Goal
The records below must be written out exactly, with every picture left behind.

Figure collection entries:
'''

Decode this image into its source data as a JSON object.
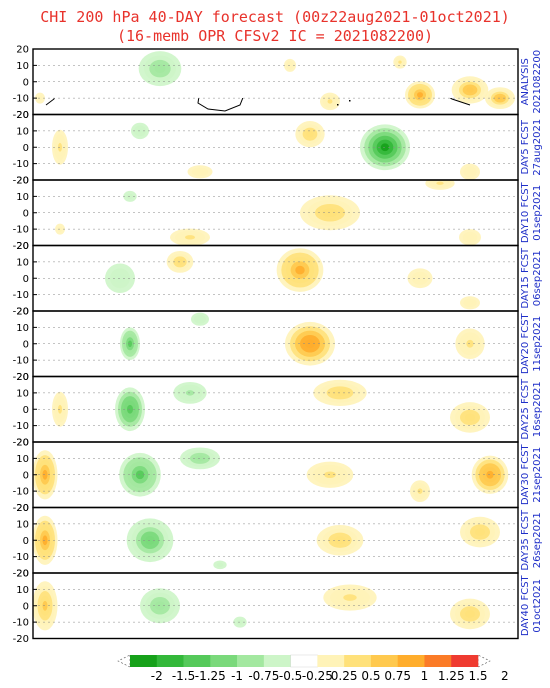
{
  "title": {
    "line1": "CHI 200 hPa 40-DAY forecast (00z22aug2021-01oct2021)",
    "line2": "(16-memb OPR CFSv2 IC = 2021082200)"
  },
  "lat_ticks": [
    "20",
    "10",
    "0",
    "-10",
    "-20"
  ],
  "panels": [
    {
      "label1": "ANALYSIS",
      "label2": "2021082200"
    },
    {
      "label1": "DAY5 FCST",
      "label2": "27aug2021"
    },
    {
      "label1": "DAY10 FCST",
      "label2": "01sep2021"
    },
    {
      "label1": "DAY15 FCST",
      "label2": "06sep2021"
    },
    {
      "label1": "DAY20 FCST",
      "label2": "11sep2021"
    },
    {
      "label1": "DAY25 FCST",
      "label2": "16sep2021"
    },
    {
      "label1": "DAY30 FCST",
      "label2": "21sep2021"
    },
    {
      "label1": "DAY35 FCST",
      "label2": "26sep2021"
    },
    {
      "label1": "DAY40 FCST",
      "label2": "01oct2021"
    }
  ],
  "colorbar": {
    "labels": [
      "-2",
      "-1.5",
      "-1.25",
      "-1",
      "-0.75",
      "-0.5",
      "-0.25",
      "0.25",
      "0.5",
      "0.75",
      "1",
      "1.25",
      "1.5",
      "2"
    ],
    "colors": [
      "#16a11a",
      "#33b83a",
      "#55c95a",
      "#7ad97b",
      "#a3e8a0",
      "#cdf5c8",
      "#ffffff",
      "#fff3b8",
      "#ffe17a",
      "#ffc94e",
      "#ffad2c",
      "#fb7b27",
      "#ef3b30"
    ],
    "left_arrow_color": "#ffffff",
    "right_arrow_color": "#ffffff"
  },
  "colors": {
    "title": "#e8322b",
    "panel_label": "#1f2fc8"
  },
  "blobs": [
    [
      [
        0,
        160,
        8,
        32,
        16,
        -0.6
      ],
      [
        0,
        420,
        -8,
        18,
        10,
        0.9
      ],
      [
        0,
        470,
        -5,
        22,
        10,
        0.8
      ],
      [
        0,
        500,
        -10,
        18,
        8,
        0.8
      ],
      [
        0,
        400,
        12,
        10,
        6,
        0.5
      ],
      [
        0,
        330,
        -12,
        15,
        8,
        0.5
      ],
      [
        0,
        40,
        -10,
        15,
        10,
        0.3
      ],
      [
        0,
        290,
        10,
        12,
        8,
        0.35
      ]
    ],
    [
      [
        1,
        385,
        0,
        25,
        14,
        -1.4
      ],
      [
        1,
        310,
        8,
        22,
        12,
        0.55
      ],
      [
        1,
        200,
        -15,
        25,
        8,
        0.4
      ],
      [
        1,
        60,
        0,
        12,
        16,
        0.5
      ],
      [
        1,
        470,
        -15,
        20,
        10,
        0.4
      ],
      [
        1,
        140,
        10,
        18,
        10,
        -0.4
      ]
    ],
    [
      [
        2,
        330,
        0,
        45,
        16,
        0.6
      ],
      [
        2,
        190,
        -15,
        30,
        8,
        0.45
      ],
      [
        2,
        440,
        18,
        22,
        6,
        0.5
      ],
      [
        2,
        60,
        -10,
        15,
        10,
        0.3
      ],
      [
        2,
        130,
        10,
        20,
        10,
        -0.3
      ],
      [
        2,
        470,
        -15,
        22,
        10,
        0.35
      ]
    ],
    [
      [
        3,
        300,
        5,
        28,
        16,
        0.9
      ],
      [
        3,
        180,
        10,
        20,
        10,
        0.55
      ],
      [
        3,
        120,
        0,
        30,
        18,
        -0.4
      ],
      [
        3,
        420,
        0,
        25,
        12,
        0.4
      ],
      [
        3,
        470,
        -15,
        20,
        8,
        0.35
      ]
    ],
    [
      [
        4,
        310,
        0,
        30,
        16,
        1.05
      ],
      [
        4,
        130,
        0,
        12,
        12,
        -0.9
      ],
      [
        4,
        200,
        15,
        18,
        8,
        -0.4
      ],
      [
        4,
        470,
        0,
        22,
        14,
        0.45
      ]
    ],
    [
      [
        5,
        130,
        0,
        18,
        16,
        -1.0
      ],
      [
        5,
        190,
        10,
        25,
        10,
        -0.5
      ],
      [
        5,
        340,
        10,
        40,
        12,
        0.6
      ],
      [
        5,
        470,
        -5,
        30,
        14,
        0.6
      ],
      [
        5,
        60,
        0,
        12,
        16,
        0.5
      ]
    ],
    [
      [
        6,
        140,
        0,
        25,
        16,
        -0.9
      ],
      [
        6,
        200,
        10,
        30,
        10,
        -0.6
      ],
      [
        6,
        45,
        0,
        15,
        18,
        0.9
      ],
      [
        6,
        330,
        0,
        35,
        12,
        0.5
      ],
      [
        6,
        490,
        0,
        22,
        14,
        1.0
      ],
      [
        6,
        420,
        -10,
        15,
        10,
        0.5
      ]
    ],
    [
      [
        7,
        150,
        0,
        28,
        16,
        -0.8
      ],
      [
        7,
        45,
        0,
        15,
        18,
        0.9
      ],
      [
        7,
        340,
        0,
        35,
        14,
        0.55
      ],
      [
        7,
        480,
        5,
        30,
        14,
        0.6
      ],
      [
        7,
        220,
        -15,
        20,
        8,
        -0.3
      ]
    ],
    [
      [
        8,
        160,
        0,
        30,
        16,
        -0.6
      ],
      [
        8,
        45,
        0,
        15,
        18,
        0.7
      ],
      [
        8,
        350,
        5,
        40,
        12,
        0.5
      ],
      [
        8,
        470,
        -5,
        30,
        14,
        0.55
      ],
      [
        8,
        240,
        -10,
        20,
        10,
        -0.3
      ]
    ]
  ]
}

'''

Expected answer
Decode this image into its source data as a JSON object.
{
  "title": {
    "line1": "CHI 200 hPa 40-DAY forecast (00z22aug2021-01oct2021)",
    "line2": "(16-memb OPR CFSv2 IC = 2021082200)"
  },
  "lat_ticks": [
    "20",
    "10",
    "0",
    "-10",
    "-20"
  ],
  "panels": [
    {
      "label1": "ANALYSIS",
      "label2": "2021082200"
    },
    {
      "label1": "DAY5 FCST",
      "label2": "27aug2021"
    },
    {
      "label1": "DAY10 FCST",
      "label2": "01sep2021"
    },
    {
      "label1": "DAY15 FCST",
      "label2": "06sep2021"
    },
    {
      "label1": "DAY20 FCST",
      "label2": "11sep2021"
    },
    {
      "label1": "DAY25 FCST",
      "label2": "16sep2021"
    },
    {
      "label1": "DAY30 FCST",
      "label2": "21sep2021"
    },
    {
      "label1": "DAY35 FCST",
      "label2": "26sep2021"
    },
    {
      "label1": "DAY40 FCST",
      "label2": "01oct2021"
    }
  ],
  "colorbar": {
    "labels": [
      "-2",
      "-1.5",
      "-1.25",
      "-1",
      "-0.75",
      "-0.5",
      "-0.25",
      "0.25",
      "0.5",
      "0.75",
      "1",
      "1.25",
      "1.5",
      "2"
    ],
    "colors": [
      "#16a11a",
      "#33b83a",
      "#55c95a",
      "#7ad97b",
      "#a3e8a0",
      "#cdf5c8",
      "#ffffff",
      "#fff3b8",
      "#ffe17a",
      "#ffc94e",
      "#ffad2c",
      "#fb7b27",
      "#ef3b30"
    ],
    "left_arrow_color": "#ffffff",
    "right_arrow_color": "#ffffff"
  },
  "colors": {
    "title": "#e8322b",
    "panel_label": "#1f2fc8"
  },
  "blobs": [
    [
      [
        0,
        160,
        8,
        32,
        16,
        -0.6
      ],
      [
        0,
        420,
        -8,
        18,
        10,
        0.9
      ],
      [
        0,
        470,
        -5,
        22,
        10,
        0.8
      ],
      [
        0,
        500,
        -10,
        18,
        8,
        0.8
      ],
      [
        0,
        400,
        12,
        10,
        6,
        0.5
      ],
      [
        0,
        330,
        -12,
        15,
        8,
        0.5
      ],
      [
        0,
        40,
        -10,
        15,
        10,
        0.3
      ],
      [
        0,
        290,
        10,
        12,
        8,
        0.35
      ]
    ],
    [
      [
        1,
        385,
        0,
        25,
        14,
        -1.4
      ],
      [
        1,
        310,
        8,
        22,
        12,
        0.55
      ],
      [
        1,
        200,
        -15,
        25,
        8,
        0.4
      ],
      [
        1,
        60,
        0,
        12,
        16,
        0.5
      ],
      [
        1,
        470,
        -15,
        20,
        10,
        0.4
      ],
      [
        1,
        140,
        10,
        18,
        10,
        -0.4
      ]
    ],
    [
      [
        2,
        330,
        0,
        45,
        16,
        0.6
      ],
      [
        2,
        190,
        -15,
        30,
        8,
        0.45
      ],
      [
        2,
        440,
        18,
        22,
        6,
        0.5
      ],
      [
        2,
        60,
        -10,
        15,
        10,
        0.3
      ],
      [
        2,
        130,
        10,
        20,
        10,
        -0.3
      ],
      [
        2,
        470,
        -15,
        22,
        10,
        0.35
      ]
    ],
    [
      [
        3,
        300,
        5,
        28,
        16,
        0.9
      ],
      [
        3,
        180,
        10,
        20,
        10,
        0.55
      ],
      [
        3,
        120,
        0,
        30,
        18,
        -0.4
      ],
      [
        3,
        420,
        0,
        25,
        12,
        0.4
      ],
      [
        3,
        470,
        -15,
        20,
        8,
        0.35
      ]
    ],
    [
      [
        4,
        310,
        0,
        30,
        16,
        1.05
      ],
      [
        4,
        130,
        0,
        12,
        12,
        -0.9
      ],
      [
        4,
        200,
        15,
        18,
        8,
        -0.4
      ],
      [
        4,
        470,
        0,
        22,
        14,
        0.45
      ]
    ],
    [
      [
        5,
        130,
        0,
        18,
        16,
        -1.0
      ],
      [
        5,
        190,
        10,
        25,
        10,
        -0.5
      ],
      [
        5,
        340,
        10,
        40,
        12,
        0.6
      ],
      [
        5,
        470,
        -5,
        30,
        14,
        0.6
      ],
      [
        5,
        60,
        0,
        12,
        16,
        0.5
      ]
    ],
    [
      [
        6,
        140,
        0,
        25,
        16,
        -0.9
      ],
      [
        6,
        200,
        10,
        30,
        10,
        -0.6
      ],
      [
        6,
        45,
        0,
        15,
        18,
        0.9
      ],
      [
        6,
        330,
        0,
        35,
        12,
        0.5
      ],
      [
        6,
        490,
        0,
        22,
        14,
        1.0
      ],
      [
        6,
        420,
        -10,
        15,
        10,
        0.5
      ]
    ],
    [
      [
        7,
        150,
        0,
        28,
        16,
        -0.8
      ],
      [
        7,
        45,
        0,
        15,
        18,
        0.9
      ],
      [
        7,
        340,
        0,
        35,
        14,
        0.55
      ],
      [
        7,
        480,
        5,
        30,
        14,
        0.6
      ],
      [
        7,
        220,
        -15,
        20,
        8,
        -0.3
      ]
    ],
    [
      [
        8,
        160,
        0,
        30,
        16,
        -0.6
      ],
      [
        8,
        45,
        0,
        15,
        18,
        0.7
      ],
      [
        8,
        350,
        5,
        40,
        12,
        0.5
      ],
      [
        8,
        470,
        -5,
        30,
        14,
        0.55
      ],
      [
        8,
        240,
        -10,
        20,
        10,
        -0.3
      ]
    ]
  ]
}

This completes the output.